▶ [EXERCISE GOAL] Each entry below should be written out exactly as it is, with no pictures.

─── MATERIAL FOR THIS EXERCISE ───

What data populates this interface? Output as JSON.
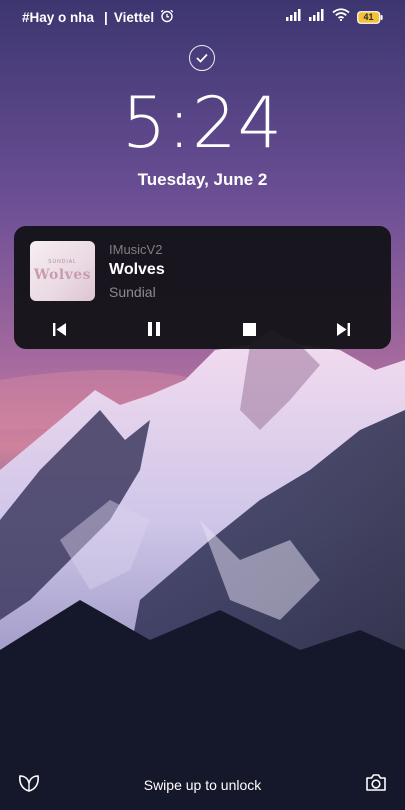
{
  "status_bar": {
    "carrier_text": "#Hay o nha",
    "separator": "|",
    "operator": "Viettel",
    "battery": "41",
    "alarm_icon": "alarm-clock-icon",
    "signal_icon": "cell-signal-icon",
    "wifi_icon": "wifi-icon",
    "battery_icon": "battery-icon"
  },
  "lock": {
    "icon": "check-circle-icon"
  },
  "clock": {
    "time": "5:24",
    "date": "Tuesday, June 2"
  },
  "media": {
    "app_name": "IMusicV2",
    "track_title": "Wolves",
    "artist": "Sundial",
    "album_art_small_text": "SUNDIAL",
    "album_art_title": "Wolves",
    "controls": [
      "previous",
      "pause",
      "stop",
      "next"
    ]
  },
  "bottom": {
    "unlock_hint": "Swipe up to unlock",
    "left_icon": "leaf-icon",
    "right_icon": "camera-icon"
  },
  "colors": {
    "card_bg": "#101014",
    "battery_fill": "#f2c03a",
    "text_primary": "#ffffff",
    "text_secondary": "#8b8b90"
  }
}
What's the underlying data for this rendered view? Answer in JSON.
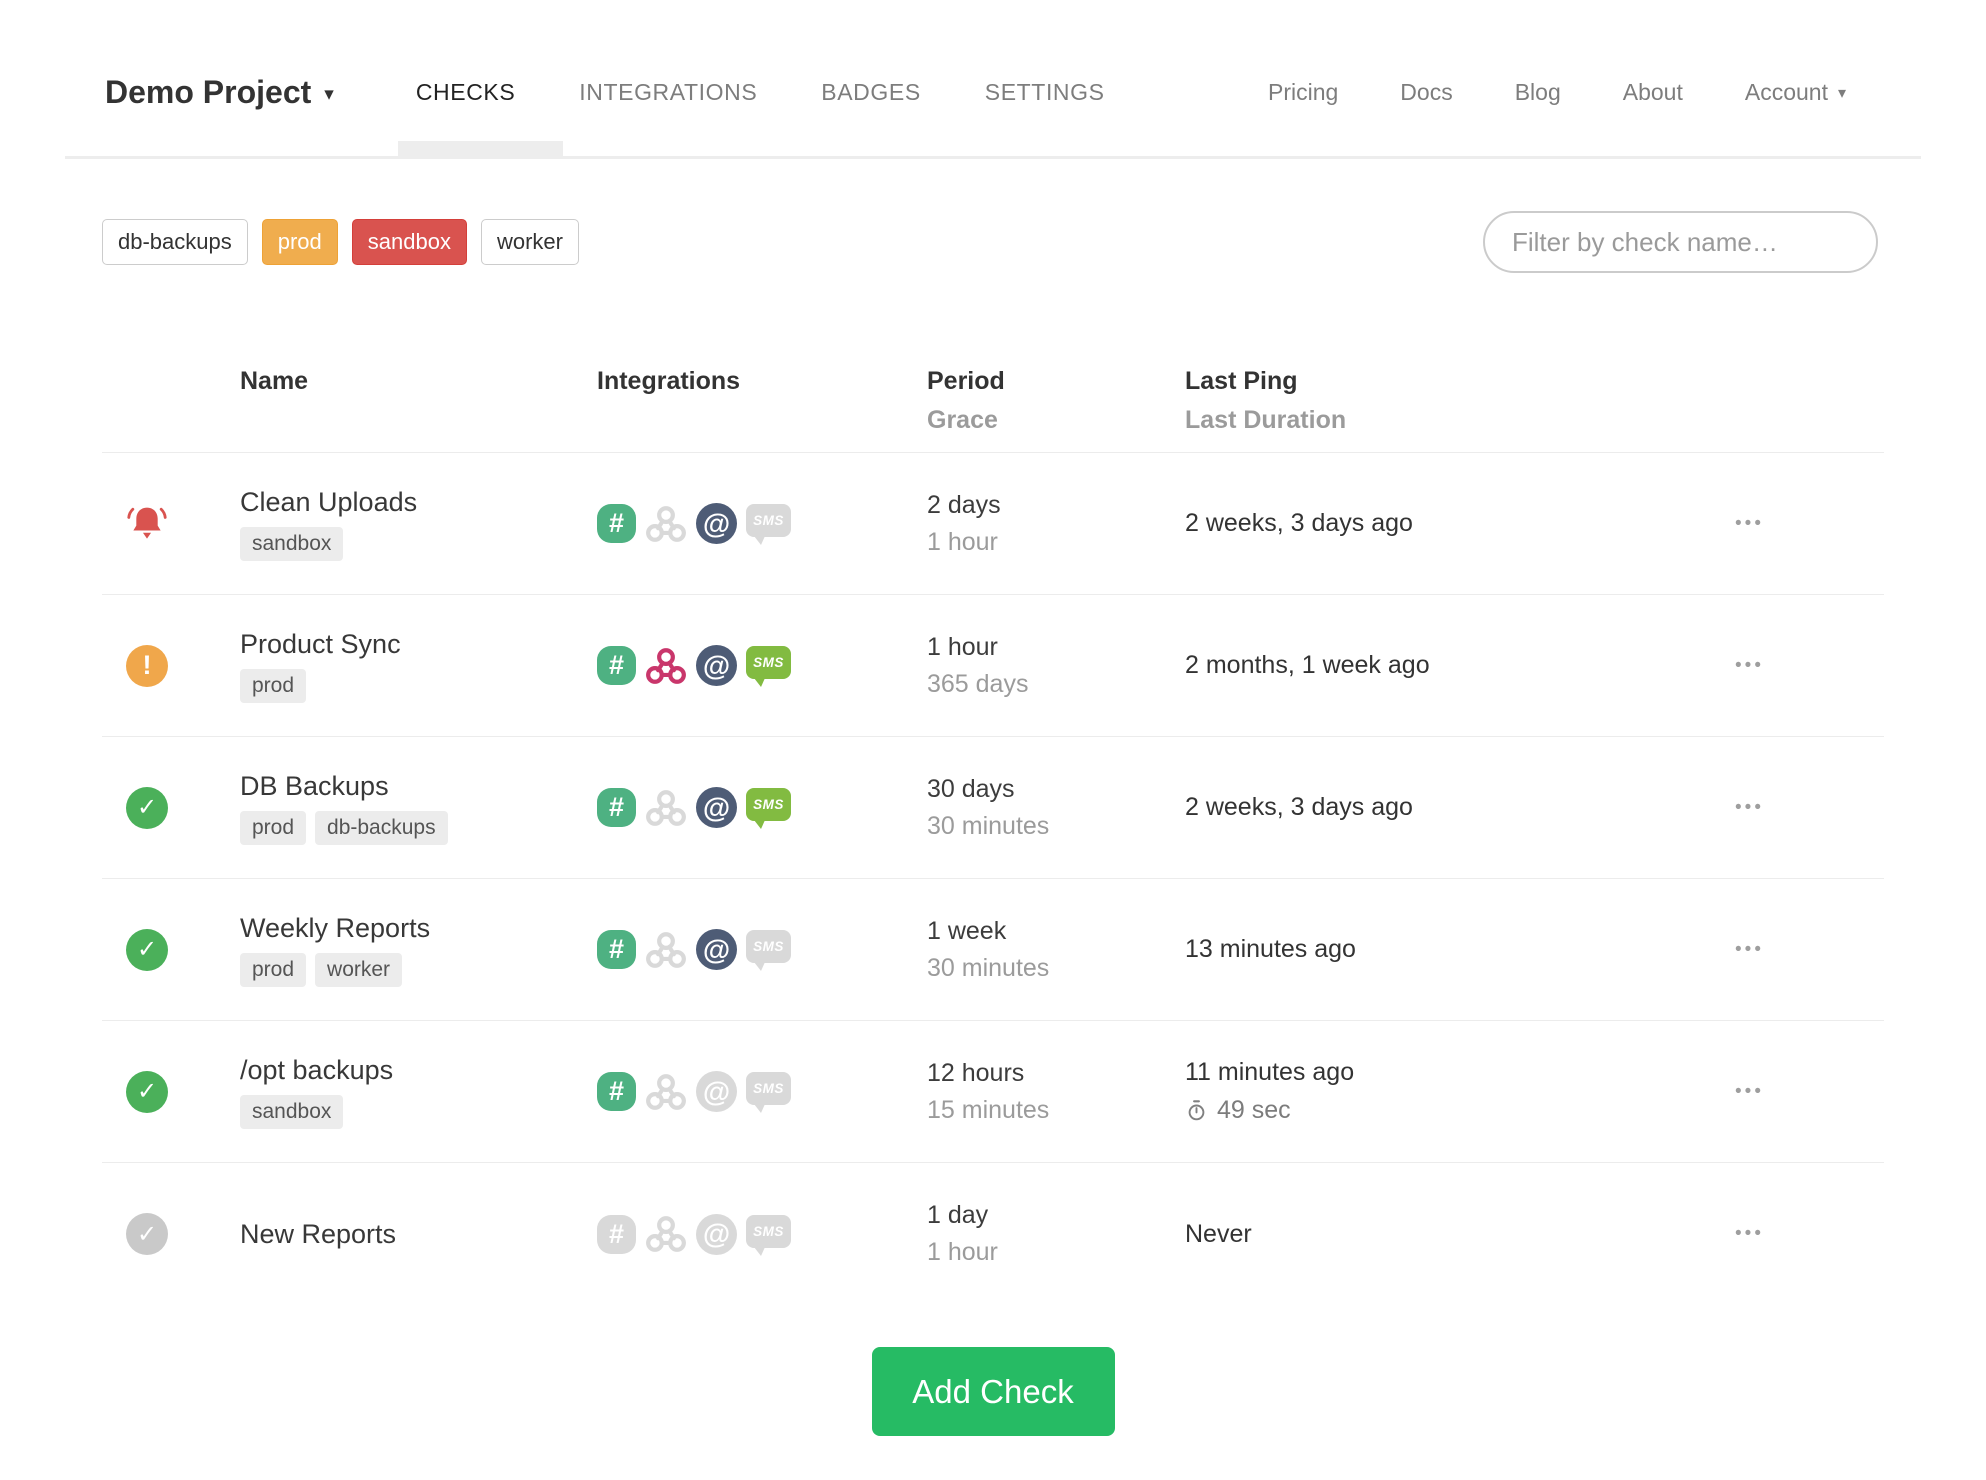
{
  "icons": {
    "project_caret": "▾",
    "account_caret": "▾",
    "slack": "#",
    "email": "@",
    "sms": "SMS",
    "more": "•••",
    "status_up": "✓",
    "status_new": "✓",
    "status_late": "!"
  },
  "colors": {
    "accent_green": "#26bb64",
    "danger_red": "#d9534f",
    "warning_orange": "#f0ad4e",
    "slack_green": "#4eb182",
    "webhook_crimson": "#c9366b",
    "email_slate": "#4e5c76",
    "sms_green": "#82bb41",
    "inactive_gray": "#d9d9d9"
  },
  "nav": {
    "project_label": "Demo Project",
    "tabs": [
      {
        "label": "CHECKS",
        "active": true
      },
      {
        "label": "INTEGRATIONS",
        "active": false
      },
      {
        "label": "BADGES",
        "active": false
      },
      {
        "label": "SETTINGS",
        "active": false
      }
    ],
    "links": [
      {
        "label": "Pricing"
      },
      {
        "label": "Docs"
      },
      {
        "label": "Blog"
      },
      {
        "label": "About"
      }
    ],
    "account_label": "Account"
  },
  "toolbar": {
    "tags": [
      {
        "label": "db-backups",
        "style": "outline"
      },
      {
        "label": "prod",
        "style": "warning"
      },
      {
        "label": "sandbox",
        "style": "danger"
      },
      {
        "label": "worker",
        "style": "outline"
      }
    ],
    "search_placeholder": "Filter by check name…"
  },
  "table": {
    "headers": {
      "name": "Name",
      "integrations": "Integrations",
      "period": "Period",
      "grace": "Grace",
      "last_ping": "Last Ping",
      "last_duration": "Last Duration"
    },
    "rows": [
      {
        "status": "alert",
        "name": "Clean Uploads",
        "tags": [
          "sandbox"
        ],
        "integrations": {
          "slack": true,
          "webhook": false,
          "email": true,
          "sms": false
        },
        "period": "2 days",
        "grace": "1 hour",
        "last_ping": "2 weeks, 3 days ago"
      },
      {
        "status": "late",
        "name": "Product Sync",
        "tags": [
          "prod"
        ],
        "integrations": {
          "slack": true,
          "webhook": true,
          "email": true,
          "sms": true
        },
        "period": "1 hour",
        "grace": "365 days",
        "last_ping": "2 months, 1 week ago"
      },
      {
        "status": "up",
        "name": "DB Backups",
        "tags": [
          "prod",
          "db-backups"
        ],
        "integrations": {
          "slack": true,
          "webhook": false,
          "email": true,
          "sms": true
        },
        "period": "30 days",
        "grace": "30 minutes",
        "last_ping": "2 weeks, 3 days ago"
      },
      {
        "status": "up",
        "name": "Weekly Reports",
        "tags": [
          "prod",
          "worker"
        ],
        "integrations": {
          "slack": true,
          "webhook": false,
          "email": true,
          "sms": false
        },
        "period": "1 week",
        "grace": "30 minutes",
        "last_ping": "13 minutes ago"
      },
      {
        "status": "up",
        "name": "/opt backups",
        "tags": [
          "sandbox"
        ],
        "integrations": {
          "slack": true,
          "webhook": false,
          "email": false,
          "sms": false
        },
        "period": "12 hours",
        "grace": "15 minutes",
        "last_ping": "11 minutes ago",
        "last_duration": "49 sec"
      },
      {
        "status": "new",
        "name": "New Reports",
        "tags": [],
        "integrations": {
          "slack": false,
          "webhook": false,
          "email": false,
          "sms": false
        },
        "period": "1 day",
        "grace": "1 hour",
        "last_ping": "Never"
      }
    ]
  },
  "footer": {
    "add_check_label": "Add Check"
  }
}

───

▶ [FULL RESPONSE]
What data populates this interface? Output as JSON.
{
  "status_bar": {
    "carrier_text": "#Hay o nha",
    "separator": "|",
    "operator": "Viettel",
    "battery": "41",
    "alarm_icon": "alarm-clock-icon",
    "signal_icon": "cell-signal-icon",
    "wifi_icon": "wifi-icon",
    "battery_icon": "battery-icon"
  },
  "lock": {
    "icon": "check-circle-icon"
  },
  "clock": {
    "time": "5:24",
    "date": "Tuesday, June 2"
  },
  "media": {
    "app_name": "IMusicV2",
    "track_title": "Wolves",
    "artist": "Sundial",
    "album_art_small_text": "SUNDIAL",
    "album_art_title": "Wolves",
    "controls": [
      "previous",
      "pause",
      "stop",
      "next"
    ]
  },
  "bottom": {
    "unlock_hint": "Swipe up to unlock",
    "left_icon": "leaf-icon",
    "right_icon": "camera-icon"
  },
  "colors": {
    "card_bg": "#101014",
    "battery_fill": "#f2c03a",
    "text_primary": "#ffffff",
    "text_secondary": "#8b8b90"
  }
}
What's the underlying data for this rendered view? Answer in JSON.
{
  "icons": {
    "project_caret": "▾",
    "account_caret": "▾",
    "slack": "#",
    "email": "@",
    "sms": "SMS",
    "more": "•••",
    "status_up": "✓",
    "status_new": "✓",
    "status_late": "!"
  },
  "colors": {
    "accent_green": "#26bb64",
    "danger_red": "#d9534f",
    "warning_orange": "#f0ad4e",
    "slack_green": "#4eb182",
    "webhook_crimson": "#c9366b",
    "email_slate": "#4e5c76",
    "sms_green": "#82bb41",
    "inactive_gray": "#d9d9d9"
  },
  "nav": {
    "project_label": "Demo Project",
    "tabs": [
      {
        "label": "CHECKS",
        "active": true
      },
      {
        "label": "INTEGRATIONS",
        "active": false
      },
      {
        "label": "BADGES",
        "active": false
      },
      {
        "label": "SETTINGS",
        "active": false
      }
    ],
    "links": [
      {
        "label": "Pricing"
      },
      {
        "label": "Docs"
      },
      {
        "label": "Blog"
      },
      {
        "label": "About"
      }
    ],
    "account_label": "Account"
  },
  "toolbar": {
    "tags": [
      {
        "label": "db-backups",
        "style": "outline"
      },
      {
        "label": "prod",
        "style": "warning"
      },
      {
        "label": "sandbox",
        "style": "danger"
      },
      {
        "label": "worker",
        "style": "outline"
      }
    ],
    "search_placeholder": "Filter by check name…"
  },
  "table": {
    "headers": {
      "name": "Name",
      "integrations": "Integrations",
      "period": "Period",
      "grace": "Grace",
      "last_ping": "Last Ping",
      "last_duration": "Last Duration"
    },
    "rows": [
      {
        "status": "alert",
        "name": "Clean Uploads",
        "tags": [
          "sandbox"
        ],
        "integrations": {
          "slack": true,
          "webhook": false,
          "email": true,
          "sms": false
        },
        "period": "2 days",
        "grace": "1 hour",
        "last_ping": "2 weeks, 3 days ago"
      },
      {
        "status": "late",
        "name": "Product Sync",
        "tags": [
          "prod"
        ],
        "integrations": {
          "slack": true,
          "webhook": true,
          "email": true,
          "sms": true
        },
        "period": "1 hour",
        "grace": "365 days",
        "last_ping": "2 months, 1 week ago"
      },
      {
        "status": "up",
        "name": "DB Backups",
        "tags": [
          "prod",
          "db-backups"
        ],
        "integrations": {
          "slack": true,
          "webhook": false,
          "email": true,
          "sms": true
        },
        "period": "30 days",
        "grace": "30 minutes",
        "last_ping": "2 weeks, 3 days ago"
      },
      {
        "status": "up",
        "name": "Weekly Reports",
        "tags": [
          "prod",
          "worker"
        ],
        "integrations": {
          "slack": true,
          "webhook": false,
          "email": true,
          "sms": false
        },
        "period": "1 week",
        "grace": "30 minutes",
        "last_ping": "13 minutes ago"
      },
      {
        "status": "up",
        "name": "/opt backups",
        "tags": [
          "sandbox"
        ],
        "integrations": {
          "slack": true,
          "webhook": false,
          "email": false,
          "sms": false
        },
        "period": "12 hours",
        "grace": "15 minutes",
        "last_ping": "11 minutes ago",
        "last_duration": "49 sec"
      },
      {
        "status": "new",
        "name": "New Reports",
        "tags": [],
        "integrations": {
          "slack": false,
          "webhook": false,
          "email": false,
          "sms": false
        },
        "period": "1 day",
        "grace": "1 hour",
        "last_ping": "Never"
      }
    ]
  },
  "footer": {
    "add_check_label": "Add Check"
  }
}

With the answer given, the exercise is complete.